_WHAT THE TASK ASKS_:
Go through the listing and return every line with "color" in it.

_MATERIAL SHOWN_:
***

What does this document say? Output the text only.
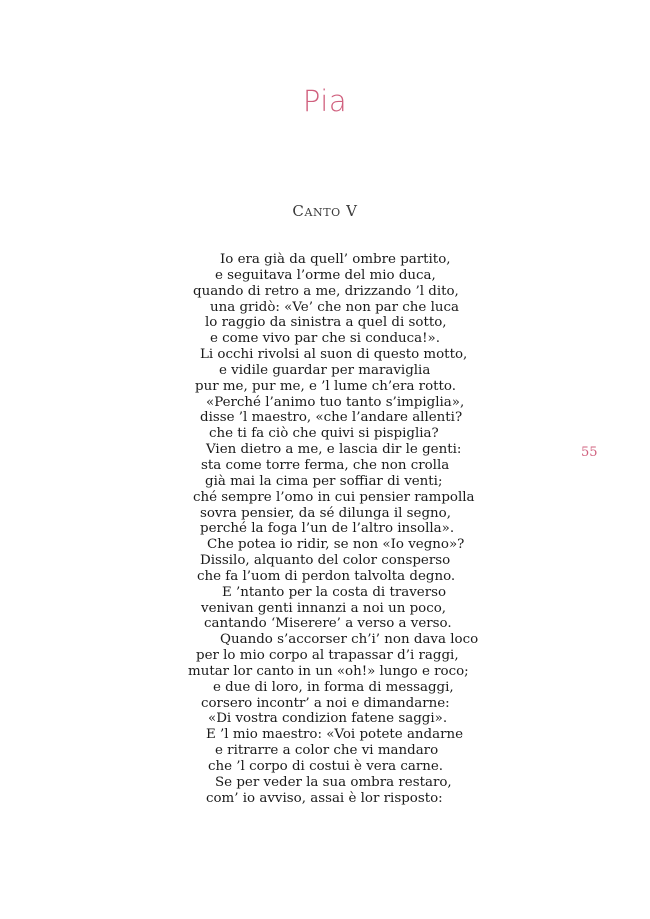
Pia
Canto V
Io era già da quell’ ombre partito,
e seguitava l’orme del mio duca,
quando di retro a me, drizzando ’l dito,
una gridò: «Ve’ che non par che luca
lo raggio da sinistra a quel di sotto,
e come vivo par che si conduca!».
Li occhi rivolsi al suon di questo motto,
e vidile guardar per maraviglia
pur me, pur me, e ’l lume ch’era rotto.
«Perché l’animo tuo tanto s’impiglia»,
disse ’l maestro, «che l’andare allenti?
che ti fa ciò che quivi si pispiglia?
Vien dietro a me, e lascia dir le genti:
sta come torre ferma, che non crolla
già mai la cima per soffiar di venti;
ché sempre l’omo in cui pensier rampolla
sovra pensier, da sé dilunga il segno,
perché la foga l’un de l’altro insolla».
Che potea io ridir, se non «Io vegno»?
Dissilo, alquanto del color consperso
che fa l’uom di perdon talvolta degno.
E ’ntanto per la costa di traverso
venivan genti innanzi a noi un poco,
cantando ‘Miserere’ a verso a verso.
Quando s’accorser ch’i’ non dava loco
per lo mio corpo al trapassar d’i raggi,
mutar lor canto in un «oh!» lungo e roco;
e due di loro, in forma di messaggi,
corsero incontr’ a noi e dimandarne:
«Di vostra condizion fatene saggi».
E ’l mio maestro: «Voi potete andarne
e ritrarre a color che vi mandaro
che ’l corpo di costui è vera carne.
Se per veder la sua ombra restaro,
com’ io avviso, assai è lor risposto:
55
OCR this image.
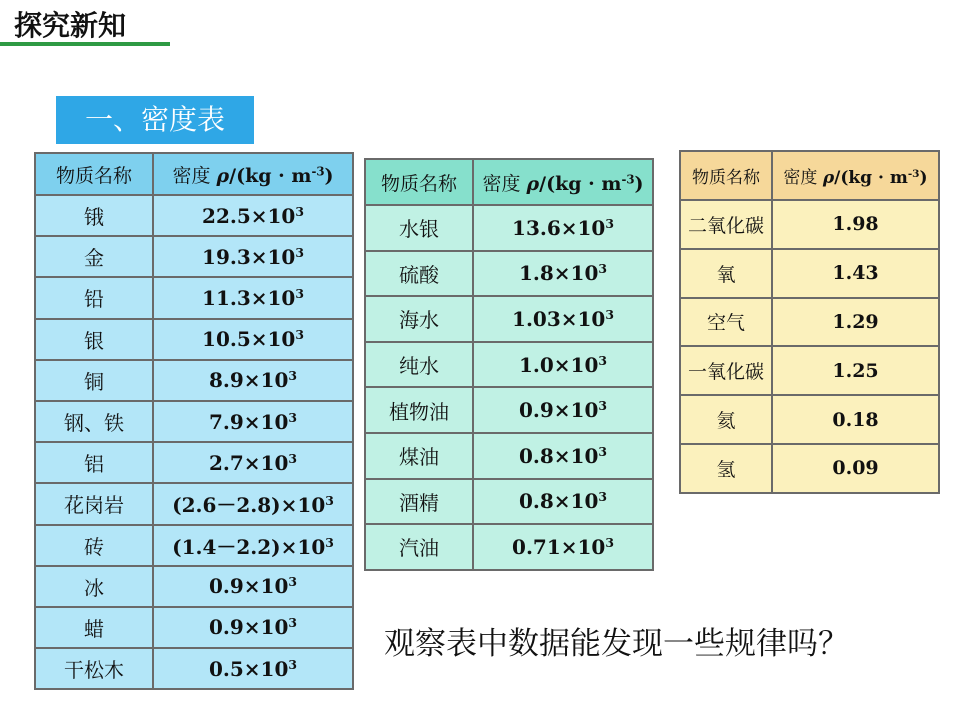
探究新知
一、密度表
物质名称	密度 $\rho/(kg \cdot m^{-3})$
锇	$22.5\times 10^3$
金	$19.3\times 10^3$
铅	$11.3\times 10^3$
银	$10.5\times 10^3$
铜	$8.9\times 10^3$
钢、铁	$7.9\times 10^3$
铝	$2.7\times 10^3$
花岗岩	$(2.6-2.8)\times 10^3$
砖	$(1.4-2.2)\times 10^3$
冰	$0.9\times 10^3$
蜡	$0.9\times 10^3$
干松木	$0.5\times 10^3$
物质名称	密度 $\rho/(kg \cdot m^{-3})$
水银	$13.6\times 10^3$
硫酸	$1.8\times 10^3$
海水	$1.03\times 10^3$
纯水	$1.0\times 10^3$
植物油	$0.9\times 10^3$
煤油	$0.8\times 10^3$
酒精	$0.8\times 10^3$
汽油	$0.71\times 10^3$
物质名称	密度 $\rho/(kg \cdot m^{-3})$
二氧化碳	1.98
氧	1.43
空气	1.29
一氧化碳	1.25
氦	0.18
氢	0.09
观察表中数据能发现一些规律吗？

***

_FULL OUTPUT_:
Dissilo, alquanto del color consperso
e ritrarre a color che vi mandaro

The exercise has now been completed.